**Given instruction:**
Exactly as written, retype the listing below, omitting the pictures.

## start

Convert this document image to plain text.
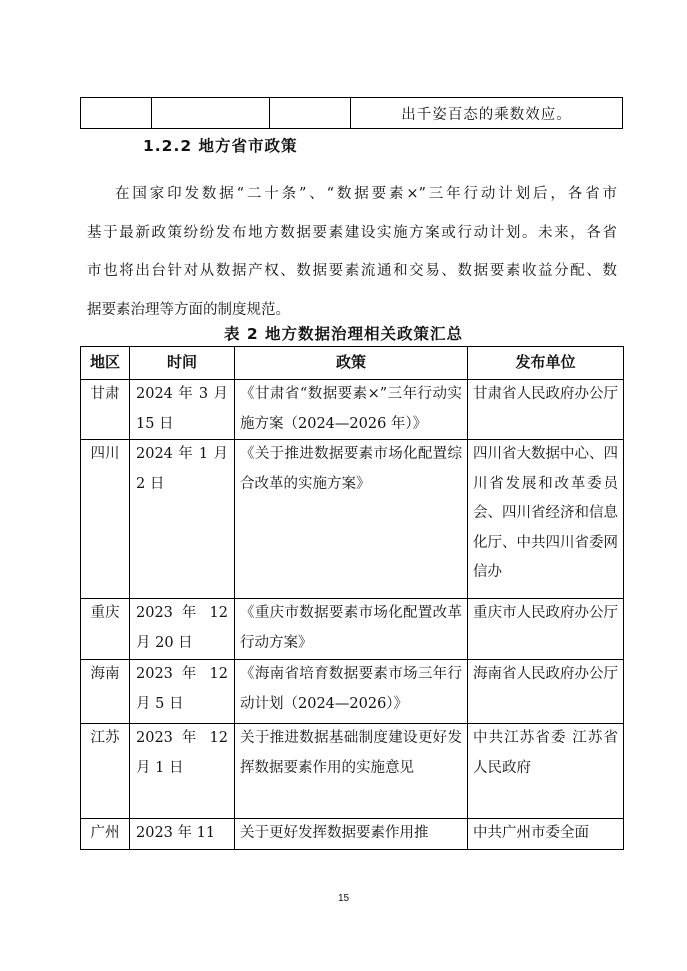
			出千姿百态的乘数效应。
1.2.2 地方省市政策
在国家印发数据“二十条”、“数据要素×”三年行动计划后，各省市
基于最新政策纷纷发布地方数据要素建设实施方案或行动计划。未来，各省
市也将出台针对从数据产权、数据要素流通和交易、数据要素收益分配、数
据要素治理等方面的制度规范。
表 2 地方数据治理相关政策汇总
地区	时间	政策	发布单位
甘肃	2024 年 3 月 15 日	《甘肃省“数据要素×”三年行动实施方案（2024—2026 年）》	甘肃省人民政府办公厅
四川	2024 年 1 月 2 日	《关于推进数据要素市场化配置综合改革的实施方案》	四川省大数据中心、四川省发展和改革委员会、四川省经济和信息化厅、中共四川省委网信办
重庆	2023 年 12 月 20 日	《重庆市数据要素市场化配置改革行动方案》	重庆市人民政府办公厅
海南	2023 年 12 月 5 日	《海南省培育数据要素市场三年行动计划（2024—2026）》	海南省人民政府办公厅
江苏	2023 年 12 月 1 日	关于推进数据基础制度建设更好发挥数据要素作用的实施意见	中共江苏省委 江苏省人民政府
广州	2023 年 11	关于更好发挥数据要素作用推	中共广州市委全面
15
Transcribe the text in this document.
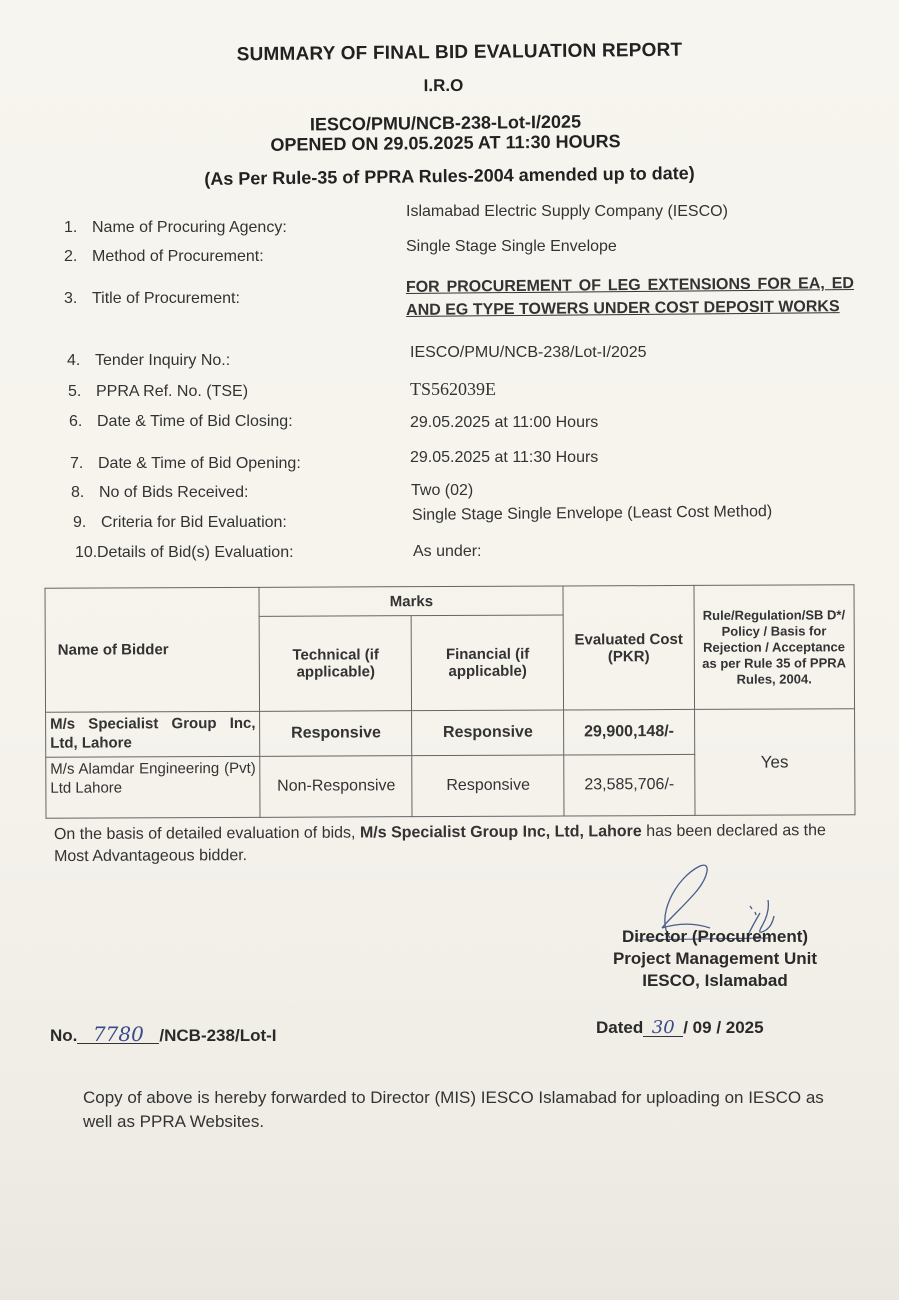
SUMMARY OF FINAL BID EVALUATION REPORT
I.R.O
IESCO/PMU/NCB-238-Lot-I/2025
OPENED ON 29.05.2025 AT 11:30 HOURS
(As Per Rule-35 of PPRA Rules-2004 amended up to date)
1. Name of Procuring Agency:
Islamabad Electric Supply Company (IESCO)
2. Method of Procurement:
Single Stage Single Envelope
3. Title of Procurement:
FOR PROCUREMENT OF LEG EXTENSIONS FOR EA, ED AND EG TYPE TOWERS UNDER COST DEPOSIT WORKS
4. Tender Inquiry No.:	IESCO/PMU/NCB-238/Lot-I/2025
5. PPRA Ref. No. (TSE)	TS562039E
6. Date & Time of Bid Closing:	29.05.2025 at 11:00 Hours
7. Date & Time of Bid Opening:	29.05.2025 at 11:30 Hours
8. No of Bids Received:	Two (02)
9. Criteria for Bid Evaluation:	Single Stage Single Envelope (Least Cost Method)
10.Details of Bid(s) Evaluation:	As under:
Name of Bidder	Marks		Evaluated Cost (PKR)	Rule/Regulation/SB D*/ Policy / Basis for Rejection / Acceptance as per Rule 35 of PPRA Rules, 2004.
	Technical (if applicable)	Financial (if applicable)		
M/s Specialist Group Inc, Ltd, Lahore	Responsive	Responsive	29,900,148/-	Yes
M/s Alamdar Engineering (Pvt) Ltd Lahore	Non-Responsive	Responsive	23,585,706/-	
On the basis of detailed evaluation of bids, M/s Specialist Group Inc, Ltd, Lahore has been declared as the Most Advantageous bidder.
Director (Procurement)
Project Management Unit
IESCO, Islamabad
No. 7780 /NCB-238/Lot-I	Dated 30 / 09 / 2025
Copy of above is hereby forwarded to Director (MIS) IESCO Islamabad for uploading on IESCO as well as PPRA Websites.
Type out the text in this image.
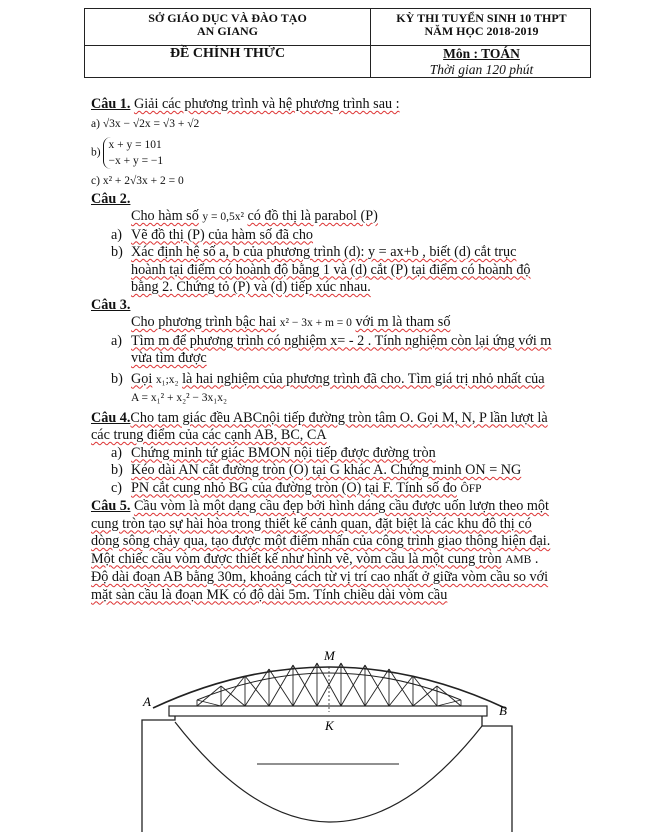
SỞ GIÁO DỤC VÀ ĐÀO TẠO
AN GIANG
ĐỀ CHÍNH THỨC
KỲ THI TUYỂN SINH 10 THPT
NĂM HỌC 2018-2019
Môn : TOÁN
Thời gian 120 phút
Câu 1. Giải các phương trình và hệ phương trình sau :
a) √3x − √2x = √3 + √2
b)
x + y = 101
−x + y = −1
c) x² + 2√3x + 2 = 0
Câu 2.
Cho hàm số y = 0,5x² có đồ thị là parabol (P)
a) Vẽ đồ thị (P) của hàm số đã cho
b) Xác định hệ số a, b của phương trình (d): y = ax+b , biết (d) cắt trục
hoành tại điểm có hoành độ bằng 1 và (d) cắt (P) tại điểm có hoành độ
bằng 2. Chứng tỏ (P) và (d) tiếp xúc nhau.
Câu 3.
Cho phương trình bậc hai x² − 3x + m = 0 với m là tham số
a) Tìm m để phương trình có nghiệm x= - 2 . Tính nghiệm còn lại ứng với m
vừa tìm được
b) Gọi x₁;x₂ là hai nghiệm của phương trình đã cho. Tìm giá trị nhỏ nhất của
A = x₁² + x₂² − 3x₁x₂
Câu 4.Cho tam giác đều ABCnội tiếp đường tròn tâm O. Gọi M, N, P lần lượt là
các trung điểm của các cạnh AB, BC, CA
a) Chứng minh tứ giác BMON nội tiếp được đường tròn
b) Kéo dài AN cắt đường tròn (O) tại G khác A. Chứng minh ON = NG
c) PN cắt cung nhỏ BG của đường tròn (O) tại F. Tính số đo ÔFP
Câu 5. Cầu vòm là một dạng cầu đẹp bởi hình dáng cầu được uốn lượn theo một
cung tròn tạo sự hài hòa trong thiết kế cảnh quan, đặt biệt là các khu đô thị có
dòng sông chảy qua, tạo được một điểm nhấn của công trình giao thông hiện đại.
Một chiếc cầu vòm được thiết kế như hình vẽ, vòm cầu là một cung tròn AMB .
Độ dài đoạn AB bằng 30m, khoảng cách từ vị trí cao nhất ở giữa vòm cầu so với
mặt sàn cầu là đoạn MK có độ dài 5m. Tính chiều dài vòm cầu
A
B
M
K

## end

**Answer:**
Convert this document image to plain text.
			出千姿百态的乘数效应。
1.2.2 地方省市政策
在国家印发数据“二十条”、“数据要素×”三年行动计划后，各省市
基于最新政策纷纷发布地方数据要素建设实施方案或行动计划。未来，各省
市也将出台针对从数据产权、数据要素流通和交易、数据要素收益分配、数
据要素治理等方面的制度规范。
表 2 地方数据治理相关政策汇总
地区	时间	政策	发布单位
甘肃	2024 年 3 月 15 日	《甘肃省“数据要素×”三年行动实施方案（2024—2026 年）》	甘肃省人民政府办公厅
四川	2024 年 1 月 2 日	《关于推进数据要素市场化配置综合改革的实施方案》	四川省大数据中心、四川省发展和改革委员会、四川省经济和信息化厅、中共四川省委网信办
重庆	2023 年 12 月 20 日	《重庆市数据要素市场化配置改革行动方案》	重庆市人民政府办公厅
海南	2023 年 12 月 5 日	《海南省培育数据要素市场三年行动计划（2024—2026）》	海南省人民政府办公厅
江苏	2023 年 12 月 1 日	关于推进数据基础制度建设更好发挥数据要素作用的实施意见	中共江苏省委 江苏省人民政府
广州	2023 年 11	关于更好发挥数据要素作用推	中共广州市委全面
15
Transcribe the text in this document.
SUMMARY OF FINAL BID EVALUATION REPORT
I.R.O
IESCO/PMU/NCB-238-Lot-I/2025
OPENED ON 29.05.2025 AT 11:30 HOURS
(As Per Rule-35 of PPRA Rules-2004 amended up to date)
1. Name of Procuring Agency:
Islamabad Electric Supply Company (IESCO)
2. Method of Procurement:
Single Stage Single Envelope
3. Title of Procurement:
FOR PROCUREMENT OF LEG EXTENSIONS FOR EA, ED AND EG TYPE TOWERS UNDER COST DEPOSIT WORKS
4. Tender Inquiry No.:	IESCO/PMU/NCB-238/Lot-I/2025
5. PPRA Ref. No. (TSE)	TS562039E
6. Date & Time of Bid Closing:	29.05.2025 at 11:00 Hours
7. Date & Time of Bid Opening:	29.05.2025 at 11:30 Hours
8. No of Bids Received:	Two (02)
9. Criteria for Bid Evaluation:	Single Stage Single Envelope (Least Cost Method)
10.Details of Bid(s) Evaluation:	As under:
Name of Bidder	Marks		Evaluated Cost (PKR)	Rule/Regulation/SB D*/ Policy / Basis for Rejection / Acceptance as per Rule 35 of PPRA Rules, 2004.
	Technical (if applicable)	Financial (if applicable)		
M/s Specialist Group Inc, Ltd, Lahore	Responsive	Responsive	29,900,148/-	Yes
M/s Alamdar Engineering (Pvt) Ltd Lahore	Non-Responsive	Responsive	23,585,706/-	
On the basis of detailed evaluation of bids, M/s Specialist Group Inc, Ltd, Lahore has been declared as the Most Advantageous bidder.
Director (Procurement)
Project Management Unit
IESCO, Islamabad
No. 7780 /NCB-238/Lot-I	Dated 30 / 09 / 2025
Copy of above is hereby forwarded to Director (MIS) IESCO Islamabad for uploading on IESCO as well as PPRA Websites.
Type out the text in this image.
SỞ GIÁO DỤC VÀ ĐÀO TẠO
AN GIANG
ĐỀ CHÍNH THỨC
KỲ THI TUYỂN SINH 10 THPT
NĂM HỌC 2018-2019
Môn : TOÁN
Thời gian 120 phút
Câu 1. Giải các phương trình và hệ phương trình sau :
a) √3x − √2x = √3 + √2
b)
x + y = 101
−x + y = −1
c) x² + 2√3x + 2 = 0
Câu 2.
Cho hàm số y = 0,5x² có đồ thị là parabol (P)
a) Vẽ đồ thị (P) của hàm số đã cho
b) Xác định hệ số a, b của phương trình (d): y = ax+b , biết (d) cắt trục
hoành tại điểm có hoành độ bằng 1 và (d) cắt (P) tại điểm có hoành độ
bằng 2. Chứng tỏ (P) và (d) tiếp xúc nhau.
Câu 3.
Cho phương trình bậc hai x² − 3x + m = 0 với m là tham số
a) Tìm m để phương trình có nghiệm x= - 2 . Tính nghiệm còn lại ứng với m
vừa tìm được
b) Gọi x₁;x₂ là hai nghiệm của phương trình đã cho. Tìm giá trị nhỏ nhất của
A = x₁² + x₂² − 3x₁x₂
Câu 4.Cho tam giác đều ABCnội tiếp đường tròn tâm O. Gọi M, N, P lần lượt là
các trung điểm của các cạnh AB, BC, CA
a) Chứng minh tứ giác BMON nội tiếp được đường tròn
b) Kéo dài AN cắt đường tròn (O) tại G khác A. Chứng minh ON = NG
c) PN cắt cung nhỏ BG của đường tròn (O) tại F. Tính số đo ÔFP
Câu 5. Cầu vòm là một dạng cầu đẹp bởi hình dáng cầu được uốn lượn theo một
cung tròn tạo sự hài hòa trong thiết kế cảnh quan, đặt biệt là các khu đô thị có
dòng sông chảy qua, tạo được một điểm nhấn của công trình giao thông hiện đại.
Một chiếc cầu vòm được thiết kế như hình vẽ, vòm cầu là một cung tròn AMB .
Độ dài đoạn AB bằng 30m, khoảng cách từ vị trí cao nhất ở giữa vòm cầu so với
mặt sàn cầu là đoạn MK có độ dài 5m. Tính chiều dài vòm cầu
A
B
M
K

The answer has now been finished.